## WHAT YOU ARE ASKED TO DO
Repeat every entry word for word, but leave the images out of your copy.

## Collected data
——————

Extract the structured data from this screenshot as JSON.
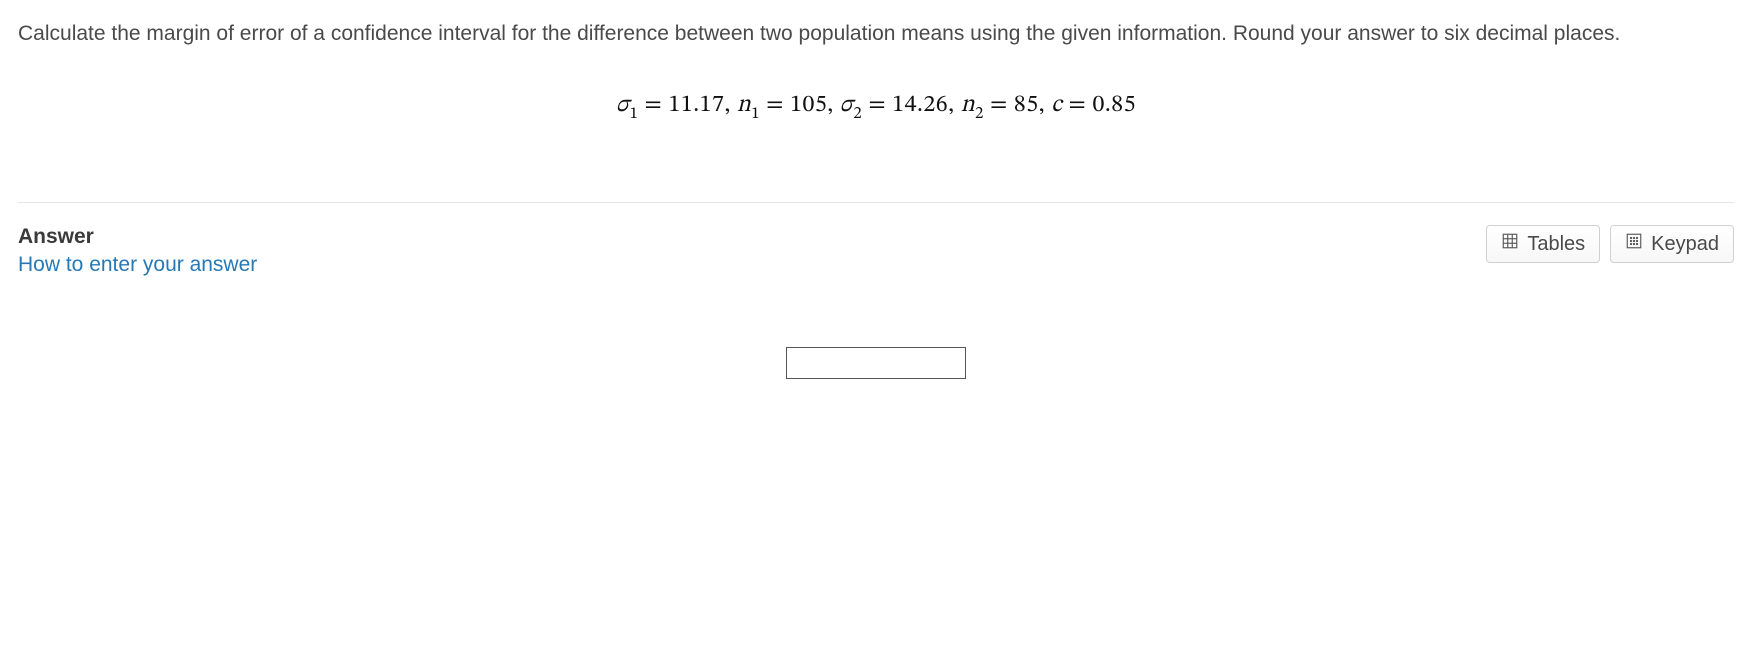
{
  "question": {
    "text": "Calculate the margin of error of a confidence interval for the difference between two population means using the given information. Round your answer to six decimal places.",
    "params": {
      "sigma1": "11.17",
      "n1": "105",
      "sigma2": "14.26",
      "n2": "85",
      "c": "0.85"
    }
  },
  "answer": {
    "heading": "Answer",
    "how_link": "How to enter your answer",
    "input_value": ""
  },
  "buttons": {
    "tables": "Tables",
    "keypad": "Keypad"
  }
}
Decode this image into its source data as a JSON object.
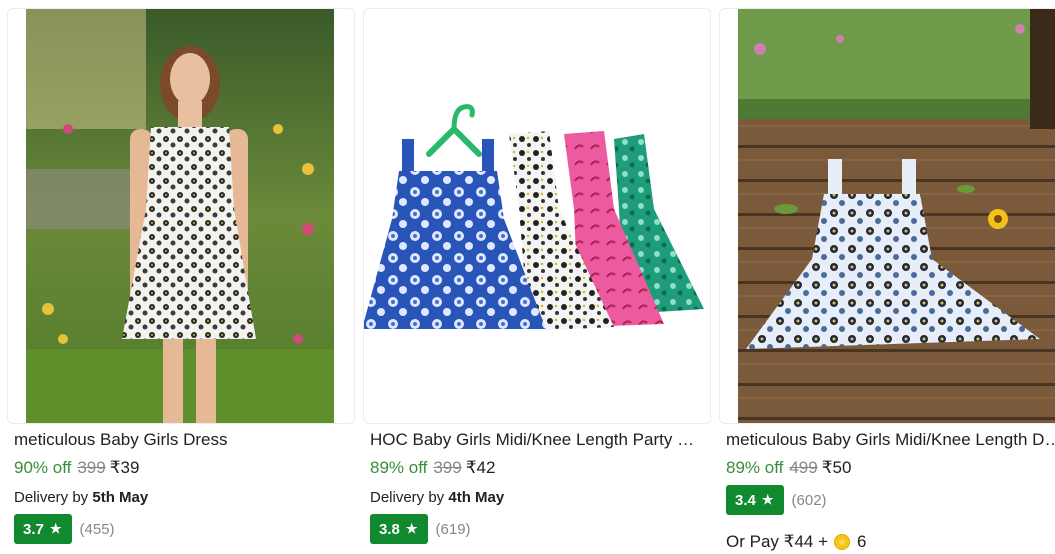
{
  "products": [
    {
      "title": "meticulous Baby Girls Dress",
      "discount": "90% off",
      "mrp": "399",
      "price": "₹39",
      "delivery_prefix": "Delivery by",
      "delivery_date": "5th May",
      "rating": "3.7",
      "rating_count": "(455)",
      "image_icon": "woman-in-floral-dress-photo"
    },
    {
      "title": "HOC Baby Girls Midi/Knee Length Party Dress",
      "discount": "89% off",
      "mrp": "399",
      "price": "₹42",
      "delivery_prefix": "Delivery by",
      "delivery_date": "4th May",
      "rating": "3.8",
      "rating_count": "(619)",
      "image_icon": "four-girls-dresses-photo"
    },
    {
      "title": "meticulous Baby Girls Midi/Knee Length Dress",
      "discount": "89% off",
      "mrp": "499",
      "price": "₹50",
      "rating": "3.4",
      "rating_count": "(602)",
      "or_pay_prefix": "Or Pay",
      "or_pay_amount": "₹44",
      "or_pay_plus": "+",
      "or_pay_coins": "6",
      "image_icon": "dress-on-wooden-deck-photo"
    }
  ],
  "colors": {
    "discount_green": "#388e3c",
    "rating_badge": "#118a2f",
    "muted_gray": "#878787"
  }
}
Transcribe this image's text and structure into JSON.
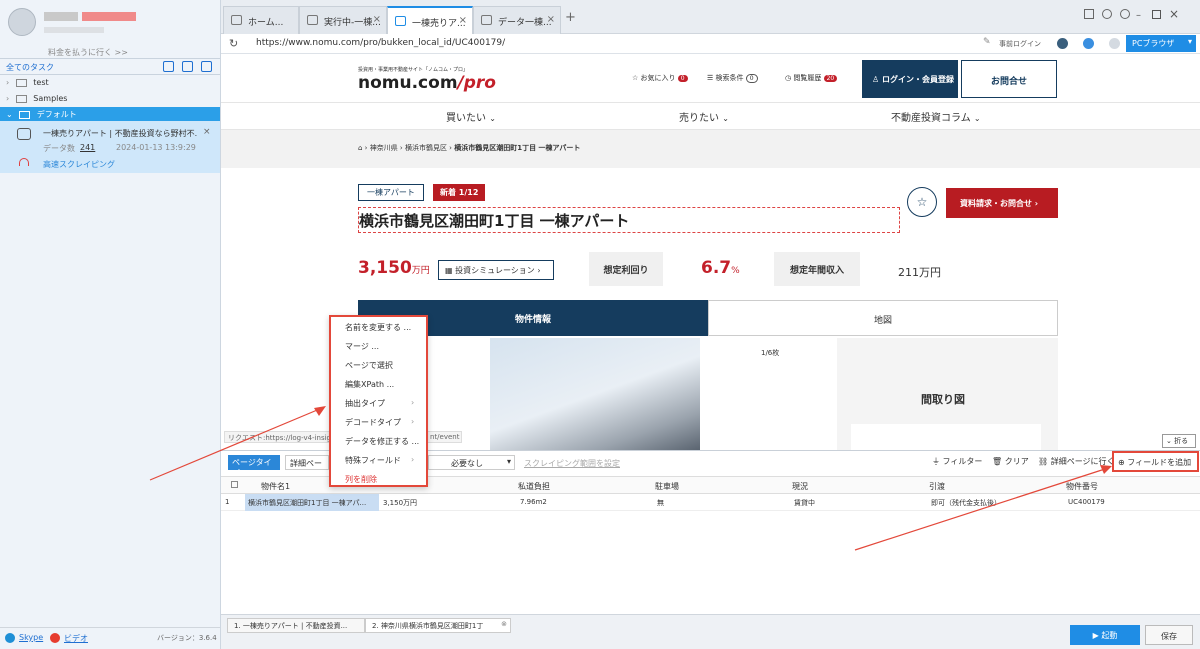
{
  "sidebar": {
    "username": "",
    "upgrade_link": "料金を払うに行く >>",
    "all_tasks": "全てのタスク",
    "folders": [
      "test",
      "Samples",
      "デフォルト"
    ],
    "task": {
      "title": "一棟売りアパート | 不動産投資なら野村不...",
      "data_label": "データ数",
      "data_count": "241",
      "timestamp": "2024-01-13 13:9:29",
      "scraping_label": "高速スクレイピング"
    },
    "footer": {
      "skype": "Skype",
      "video": "ビデオ",
      "version": "バージョン：3.6.4"
    }
  },
  "tabs": [
    {
      "label": "ホーム..."
    },
    {
      "label": "実行中-一棟..."
    },
    {
      "label": "一棟売りア..."
    },
    {
      "label": "データ一棟..."
    }
  ],
  "address": {
    "url": "https://www.nomu.com/pro/bukken_local_id/UC400179/",
    "login": "事前ログイン",
    "browser": "PCブラウザ"
  },
  "site": {
    "tagline": "投資用・事業用不動産サイト「ノムコム・プロ」",
    "logo": "nomu.com",
    "logo_pro": "/pro",
    "favorites": "お気に入り",
    "favorites_count": "0",
    "search_cond": "検索条件",
    "search_count": "0",
    "history": "閲覧履歴",
    "history_count": "20",
    "login_btn": "ログイン・会員登録",
    "contact_btn": "お問合せ",
    "nav": [
      "買いたい",
      "売りたい",
      "不動産投資コラム"
    ],
    "breadcrumb": [
      "神奈川県",
      "横浜市鶴見区",
      "横浜市鶴見区潮田町1丁目 一棟アパート"
    ],
    "tag_type": "一棟アパート",
    "tag_new": "新着 1/12",
    "title": "横浜市鶴見区潮田町1丁目 一棟アパート",
    "request_btn": "資料請求・お問合せ",
    "price": "3,150",
    "price_unit": "万円",
    "sim_btn": "投資シミュレーション",
    "yield_label": "想定利回り",
    "yield_value": "6.7",
    "yield_unit": "%",
    "income_label": "想定年間収入",
    "income_value": "211万円",
    "tab_info": "物件情報",
    "tab_map": "地図",
    "photo_count": "1/6枚",
    "floorplan": "間取り図",
    "request_url": "リクエスト:https://log-v4-insig",
    "request_url_end": "nt/event",
    "fold": "折る"
  },
  "context_menu": [
    "名前を変更する ...",
    "マージ ...",
    "ページで選択",
    "編集XPath ...",
    "抽出タイプ",
    "デコードタイプ",
    "データを修正する ...",
    "特殊フィールド",
    "列を削除"
  ],
  "panel": {
    "page_type": "ページタイプ",
    "detail_page": "詳細ペー",
    "not_needed": "必要なし",
    "scrape_range": "スクレイピング範囲を設定",
    "filter": "フィルター",
    "clear": "クリア",
    "goto_detail": "詳細ページに行く",
    "add_field": "フィールドを追加",
    "columns": [
      "物件名1",
      "",
      "私道負担",
      "駐車場",
      "現況",
      "引渡",
      "物件番号"
    ],
    "row_no": "1",
    "row": [
      "横浜市鶴見区潮田町1丁目 一棟アパ...",
      "3,150万円",
      "7.96m2",
      "無",
      "賃貸中",
      "即可（残代金支払後）",
      "UC400179"
    ]
  },
  "status": {
    "tabs": [
      "1. 一棟売りアパート | 不動産投資...",
      "2. 神奈川県横浜市鶴見区潮田町1丁"
    ],
    "start": "起動",
    "save": "保存"
  }
}
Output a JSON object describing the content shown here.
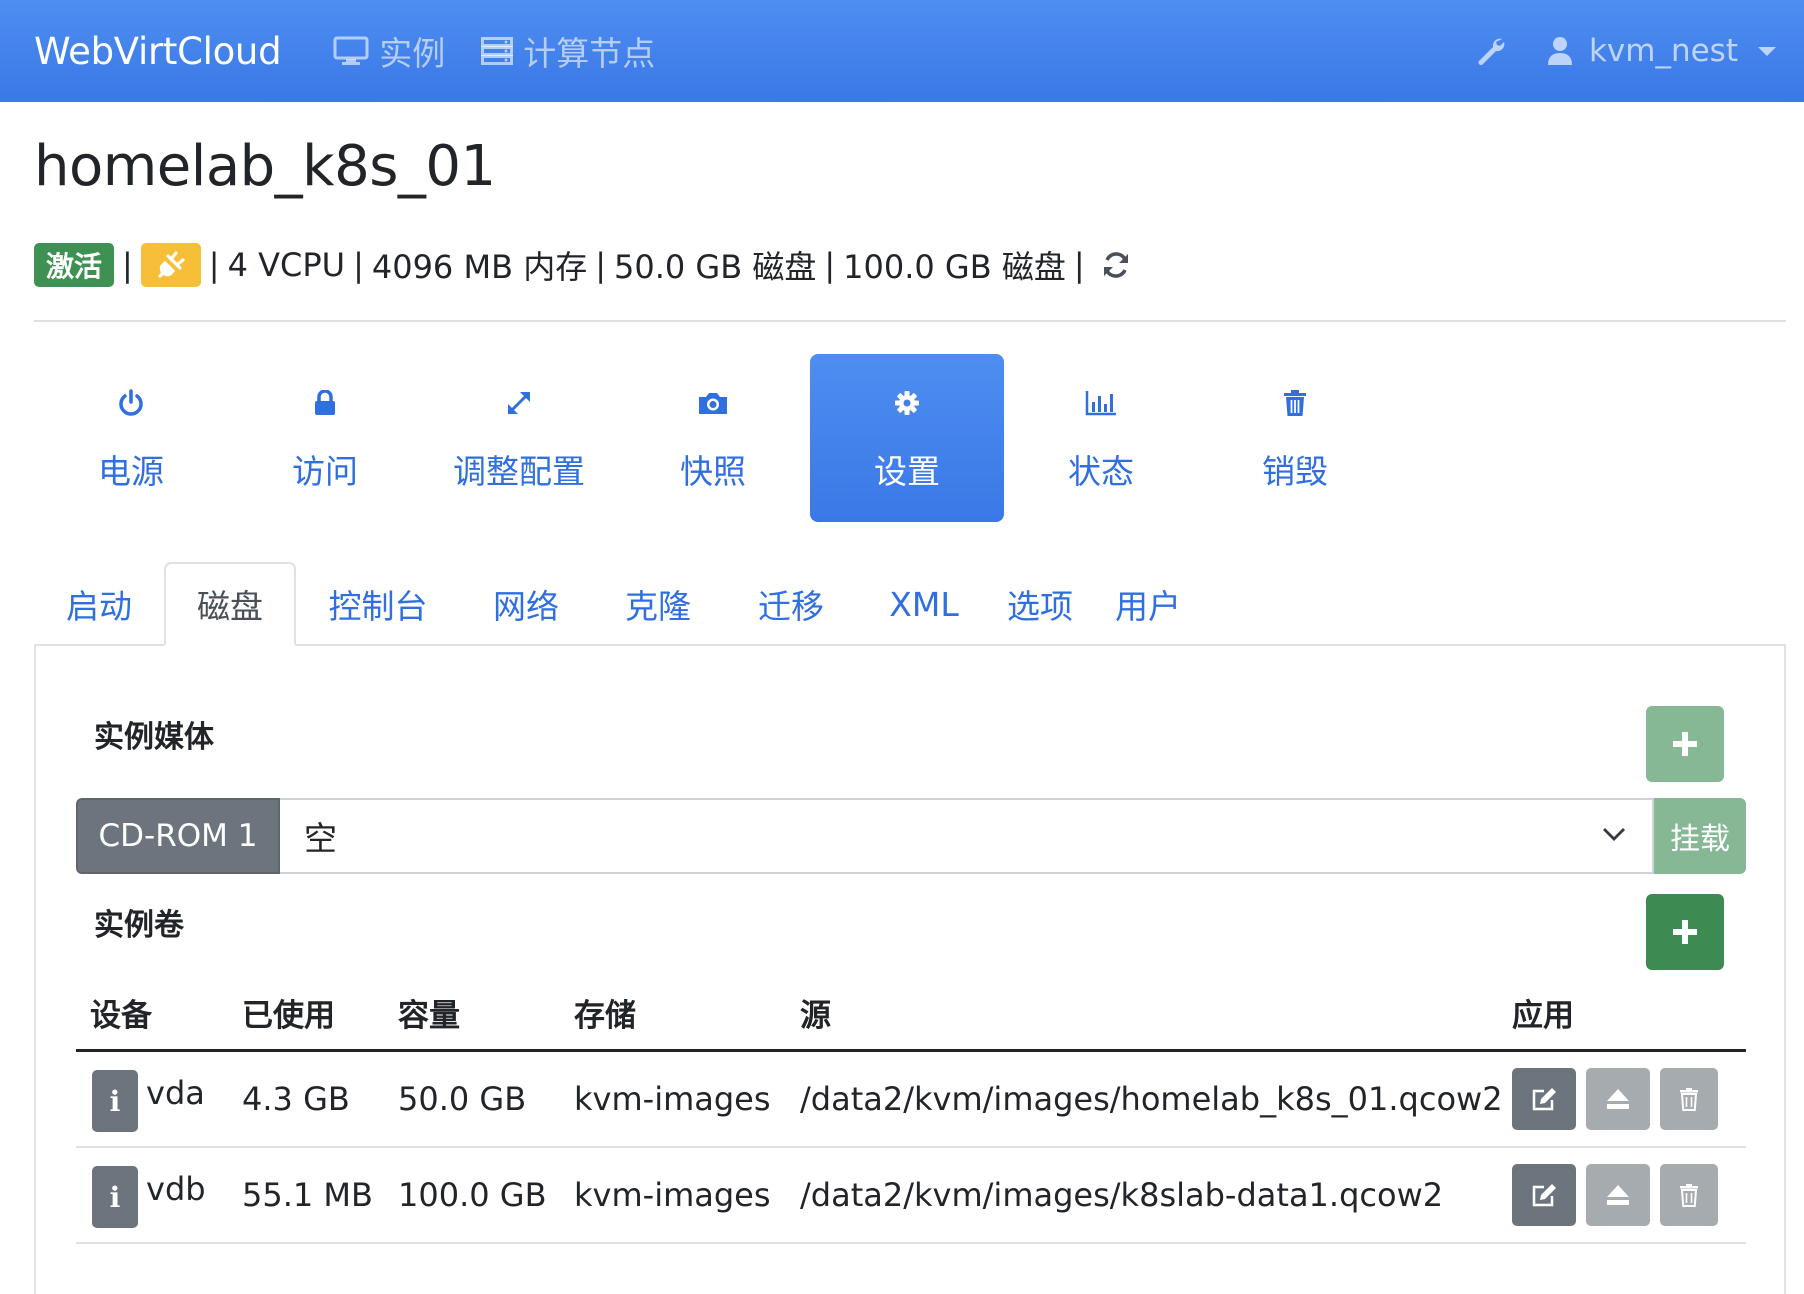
{
  "navbar": {
    "brand": "WebVirtCloud",
    "links": [
      {
        "label": "实例",
        "icon": "desktop-icon"
      },
      {
        "label": "计算节点",
        "icon": "server-icon"
      }
    ],
    "settings_icon": "wrench-icon",
    "user": {
      "name": "kvm_nest",
      "icon": "user-icon"
    }
  },
  "instance": {
    "name": "homelab_k8s_01",
    "status_badge": "激活",
    "power_icon": "plug-icon",
    "vcpu": "4 VCPU",
    "memory": "4096 MB 内存",
    "disk1": "50.0 GB 磁盘",
    "disk2": "100.0 GB 磁盘",
    "separator": "|",
    "refresh_icon": "refresh-icon"
  },
  "actions": [
    {
      "label": "电源",
      "icon": "power-icon",
      "active": false
    },
    {
      "label": "访问",
      "icon": "lock-icon",
      "active": false
    },
    {
      "label": "调整配置",
      "icon": "resize-icon",
      "active": false
    },
    {
      "label": "快照",
      "icon": "camera-icon",
      "active": false
    },
    {
      "label": "设置",
      "icon": "gear-icon",
      "active": true
    },
    {
      "label": "状态",
      "icon": "bar-chart-icon",
      "active": false
    },
    {
      "label": "销毁",
      "icon": "trash-icon",
      "active": false
    }
  ],
  "tabs": [
    {
      "label": "启动",
      "active": false
    },
    {
      "label": "磁盘",
      "active": true
    },
    {
      "label": "控制台",
      "active": false
    },
    {
      "label": "网络",
      "active": false
    },
    {
      "label": "克隆",
      "active": false
    },
    {
      "label": "迁移",
      "active": false
    },
    {
      "label": "XML",
      "active": false
    },
    {
      "label": "选项",
      "active": false
    },
    {
      "label": "用户",
      "active": false
    }
  ],
  "media": {
    "title": "实例媒体",
    "cdrom_label": "CD-ROM 1",
    "selected": "空",
    "mount_label": "挂载"
  },
  "volumes": {
    "title": "实例卷",
    "columns": [
      "设备",
      "已使用",
      "容量",
      "存储",
      "源",
      "应用"
    ],
    "rows": [
      {
        "device": "vda",
        "used": "4.3 GB",
        "capacity": "50.0 GB",
        "storage": "kvm-images",
        "source": "/data2/kvm/images/homelab_k8s_01.qcow2"
      },
      {
        "device": "vdb",
        "used": "55.1 MB",
        "capacity": "100.0 GB",
        "storage": "kvm-images",
        "source": "/data2/kvm/images/k8slab-data1.qcow2"
      }
    ],
    "info_glyph": "i"
  },
  "colors": {
    "primary": "#3a78e7",
    "success": "#3e8a53",
    "success_light": "#86b896",
    "warning": "#f6bf37",
    "secondary": "#6c757d"
  }
}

——————

## SOLUTION
Extract the structured data from this screenshot as JSON.
{
  "question": {
    "text": "Calculate the margin of error of a confidence interval for the difference between two population means using the given information. Round your answer to six decimal places.",
    "params": {
      "sigma1": "11.17",
      "n1": "105",
      "sigma2": "14.26",
      "n2": "85",
      "c": "0.85"
    }
  },
  "answer": {
    "heading": "Answer",
    "how_link": "How to enter your answer",
    "input_value": ""
  },
  "buttons": {
    "tables": "Tables",
    "keypad": "Keypad"
  }
}
Decode this image into its source data as a JSON object.
{
  "products": [
    {
      "title": "meticulous Baby Girls Dress",
      "discount": "90% off",
      "mrp": "399",
      "price": "₹39",
      "delivery_prefix": "Delivery by",
      "delivery_date": "5th May",
      "rating": "3.7",
      "rating_count": "(455)",
      "image_icon": "woman-in-floral-dress-photo"
    },
    {
      "title": "HOC Baby Girls Midi/Knee Length Party Dress",
      "discount": "89% off",
      "mrp": "399",
      "price": "₹42",
      "delivery_prefix": "Delivery by",
      "delivery_date": "4th May",
      "rating": "3.8",
      "rating_count": "(619)",
      "image_icon": "four-girls-dresses-photo"
    },
    {
      "title": "meticulous Baby Girls Midi/Knee Length Dress",
      "discount": "89% off",
      "mrp": "499",
      "price": "₹50",
      "rating": "3.4",
      "rating_count": "(602)",
      "or_pay_prefix": "Or Pay",
      "or_pay_amount": "₹44",
      "or_pay_plus": "+",
      "or_pay_coins": "6",
      "image_icon": "dress-on-wooden-deck-photo"
    }
  ],
  "colors": {
    "discount_green": "#388e3c",
    "rating_badge": "#118a2f",
    "muted_gray": "#878787"
  }
}
Transcribe this image's text and structure into JSON.
{
  "sidebar": {
    "username": "",
    "upgrade_link": "料金を払うに行く >>",
    "all_tasks": "全てのタスク",
    "folders": [
      "test",
      "Samples",
      "デフォルト"
    ],
    "task": {
      "title": "一棟売りアパート | 不動産投資なら野村不...",
      "data_label": "データ数",
      "data_count": "241",
      "timestamp": "2024-01-13 13:9:29",
      "scraping_label": "高速スクレイピング"
    },
    "footer": {
      "skype": "Skype",
      "video": "ビデオ",
      "version": "バージョン：3.6.4"
    }
  },
  "tabs": [
    {
      "label": "ホーム..."
    },
    {
      "label": "実行中-一棟..."
    },
    {
      "label": "一棟売りア..."
    },
    {
      "label": "データ一棟..."
    }
  ],
  "address": {
    "url": "https://www.nomu.com/pro/bukken_local_id/UC400179/",
    "login": "事前ログイン",
    "browser": "PCブラウザ"
  },
  "site": {
    "tagline": "投資用・事業用不動産サイト「ノムコム・プロ」",
    "logo": "nomu.com",
    "logo_pro": "/pro",
    "favorites": "お気に入り",
    "favorites_count": "0",
    "search_cond": "検索条件",
    "search_count": "0",
    "history": "閲覧履歴",
    "history_count": "20",
    "login_btn": "ログイン・会員登録",
    "contact_btn": "お問合せ",
    "nav": [
      "買いたい",
      "売りたい",
      "不動産投資コラム"
    ],
    "breadcrumb": [
      "神奈川県",
      "横浜市鶴見区",
      "横浜市鶴見区潮田町1丁目 一棟アパート"
    ],
    "tag_type": "一棟アパート",
    "tag_new": "新着 1/12",
    "title": "横浜市鶴見区潮田町1丁目 一棟アパート",
    "request_btn": "資料請求・お問合せ",
    "price": "3,150",
    "price_unit": "万円",
    "sim_btn": "投資シミュレーション",
    "yield_label": "想定利回り",
    "yield_value": "6.7",
    "yield_unit": "%",
    "income_label": "想定年間収入",
    "income_value": "211万円",
    "tab_info": "物件情報",
    "tab_map": "地図",
    "photo_count": "1/6枚",
    "floorplan": "間取り図",
    "request_url": "リクエスト:https://log-v4-insig",
    "request_url_end": "nt/event",
    "fold": "折る"
  },
  "context_menu": [
    "名前を変更する ...",
    "マージ ...",
    "ページで選択",
    "編集XPath ...",
    "抽出タイプ",
    "デコードタイプ",
    "データを修正する ...",
    "特殊フィールド",
    "列を削除"
  ],
  "panel": {
    "page_type": "ページタイプ",
    "detail_page": "詳細ペー",
    "not_needed": "必要なし",
    "scrape_range": "スクレイピング範囲を設定",
    "filter": "フィルター",
    "clear": "クリア",
    "goto_detail": "詳細ページに行く",
    "add_field": "フィールドを追加",
    "columns": [
      "物件名1",
      "",
      "私道負担",
      "駐車場",
      "現況",
      "引渡",
      "物件番号"
    ],
    "row_no": "1",
    "row": [
      "横浜市鶴見区潮田町1丁目 一棟アパ...",
      "3,150万円",
      "7.96m2",
      "無",
      "賃貸中",
      "即可（残代金支払後）",
      "UC400179"
    ]
  },
  "status": {
    "tabs": [
      "1. 一棟売りアパート | 不動産投資...",
      "2. 神奈川県横浜市鶴見区潮田町1丁"
    ],
    "start": "起動",
    "save": "保存"
  }
}
Output a JSON object describing the content shown here.
{
  "navbar": {
    "brand": "WebVirtCloud",
    "links": [
      {
        "label": "实例",
        "icon": "desktop-icon"
      },
      {
        "label": "计算节点",
        "icon": "server-icon"
      }
    ],
    "settings_icon": "wrench-icon",
    "user": {
      "name": "kvm_nest",
      "icon": "user-icon"
    }
  },
  "instance": {
    "name": "homelab_k8s_01",
    "status_badge": "激活",
    "power_icon": "plug-icon",
    "vcpu": "4 VCPU",
    "memory": "4096 MB 内存",
    "disk1": "50.0 GB 磁盘",
    "disk2": "100.0 GB 磁盘",
    "separator": "|",
    "refresh_icon": "refresh-icon"
  },
  "actions": [
    {
      "label": "电源",
      "icon": "power-icon",
      "active": false
    },
    {
      "label": "访问",
      "icon": "lock-icon",
      "active": false
    },
    {
      "label": "调整配置",
      "icon": "resize-icon",
      "active": false
    },
    {
      "label": "快照",
      "icon": "camera-icon",
      "active": false
    },
    {
      "label": "设置",
      "icon": "gear-icon",
      "active": true
    },
    {
      "label": "状态",
      "icon": "bar-chart-icon",
      "active": false
    },
    {
      "label": "销毁",
      "icon": "trash-icon",
      "active": false
    }
  ],
  "tabs": [
    {
      "label": "启动",
      "active": false
    },
    {
      "label": "磁盘",
      "active": true
    },
    {
      "label": "控制台",
      "active": false
    },
    {
      "label": "网络",
      "active": false
    },
    {
      "label": "克隆",
      "active": false
    },
    {
      "label": "迁移",
      "active": false
    },
    {
      "label": "XML",
      "active": false
    },
    {
      "label": "选项",
      "active": false
    },
    {
      "label": "用户",
      "active": false
    }
  ],
  "media": {
    "title": "实例媒体",
    "cdrom_label": "CD-ROM 1",
    "selected": "空",
    "mount_label": "挂载"
  },
  "volumes": {
    "title": "实例卷",
    "columns": [
      "设备",
      "已使用",
      "容量",
      "存储",
      "源",
      "应用"
    ],
    "rows": [
      {
        "device": "vda",
        "used": "4.3 GB",
        "capacity": "50.0 GB",
        "storage": "kvm-images",
        "source": "/data2/kvm/images/homelab_k8s_01.qcow2"
      },
      {
        "device": "vdb",
        "used": "55.1 MB",
        "capacity": "100.0 GB",
        "storage": "kvm-images",
        "source": "/data2/kvm/images/k8slab-data1.qcow2"
      }
    ],
    "info_glyph": "i"
  },
  "colors": {
    "primary": "#3a78e7",
    "success": "#3e8a53",
    "success_light": "#86b896",
    "warning": "#f6bf37",
    "secondary": "#6c757d"
  }
}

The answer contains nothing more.